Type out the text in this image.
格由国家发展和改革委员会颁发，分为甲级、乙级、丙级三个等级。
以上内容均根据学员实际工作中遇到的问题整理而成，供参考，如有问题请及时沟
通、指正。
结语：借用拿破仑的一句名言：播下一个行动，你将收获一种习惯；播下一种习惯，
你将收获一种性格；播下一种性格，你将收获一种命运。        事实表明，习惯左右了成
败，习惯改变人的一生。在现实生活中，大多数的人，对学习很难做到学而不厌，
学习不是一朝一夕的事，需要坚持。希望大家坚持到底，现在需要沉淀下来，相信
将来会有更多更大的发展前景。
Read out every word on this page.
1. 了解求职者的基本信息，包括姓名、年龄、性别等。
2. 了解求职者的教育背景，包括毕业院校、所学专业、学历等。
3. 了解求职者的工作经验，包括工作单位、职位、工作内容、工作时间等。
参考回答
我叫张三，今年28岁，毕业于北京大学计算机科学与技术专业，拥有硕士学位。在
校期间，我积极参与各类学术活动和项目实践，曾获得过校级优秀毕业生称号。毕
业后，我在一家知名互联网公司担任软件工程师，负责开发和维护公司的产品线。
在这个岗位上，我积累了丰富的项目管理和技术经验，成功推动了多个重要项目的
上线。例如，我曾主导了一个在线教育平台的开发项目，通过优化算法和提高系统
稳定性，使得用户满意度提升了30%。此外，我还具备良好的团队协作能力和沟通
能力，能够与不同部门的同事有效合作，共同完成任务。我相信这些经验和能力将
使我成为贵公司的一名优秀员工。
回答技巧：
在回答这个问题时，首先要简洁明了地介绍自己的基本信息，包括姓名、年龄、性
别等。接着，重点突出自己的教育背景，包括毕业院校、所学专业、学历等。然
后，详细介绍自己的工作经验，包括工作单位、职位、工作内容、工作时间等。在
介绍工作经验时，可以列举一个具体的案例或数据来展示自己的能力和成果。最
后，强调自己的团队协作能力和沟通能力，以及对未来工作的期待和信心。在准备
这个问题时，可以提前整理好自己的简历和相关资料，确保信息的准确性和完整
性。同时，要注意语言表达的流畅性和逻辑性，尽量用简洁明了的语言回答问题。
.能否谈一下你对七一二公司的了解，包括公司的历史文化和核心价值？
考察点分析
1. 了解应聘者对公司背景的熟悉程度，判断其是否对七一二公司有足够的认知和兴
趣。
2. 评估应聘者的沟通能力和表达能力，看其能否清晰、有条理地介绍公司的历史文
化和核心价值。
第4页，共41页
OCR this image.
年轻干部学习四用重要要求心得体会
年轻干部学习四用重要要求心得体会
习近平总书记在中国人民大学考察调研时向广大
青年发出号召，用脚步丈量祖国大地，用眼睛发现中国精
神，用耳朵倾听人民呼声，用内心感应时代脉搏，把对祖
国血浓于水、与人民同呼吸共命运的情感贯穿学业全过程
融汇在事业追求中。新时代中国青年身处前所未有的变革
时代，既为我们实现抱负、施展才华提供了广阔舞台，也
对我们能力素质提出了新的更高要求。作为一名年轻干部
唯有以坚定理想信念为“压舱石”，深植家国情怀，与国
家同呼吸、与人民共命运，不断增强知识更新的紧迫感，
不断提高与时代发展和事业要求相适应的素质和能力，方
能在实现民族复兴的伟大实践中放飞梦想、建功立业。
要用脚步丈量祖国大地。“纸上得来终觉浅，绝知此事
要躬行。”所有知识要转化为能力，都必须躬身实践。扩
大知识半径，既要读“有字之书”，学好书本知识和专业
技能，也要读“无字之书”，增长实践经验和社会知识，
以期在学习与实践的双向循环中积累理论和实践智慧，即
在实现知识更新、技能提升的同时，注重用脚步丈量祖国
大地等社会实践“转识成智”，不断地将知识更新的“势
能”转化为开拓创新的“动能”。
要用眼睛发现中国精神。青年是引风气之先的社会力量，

·····

▶ [Required work]
Extract, from the material above, each line holding the word "this".

▶ [Final result]
Type out the text in this image.
Read out every word on this page.
OCR this image.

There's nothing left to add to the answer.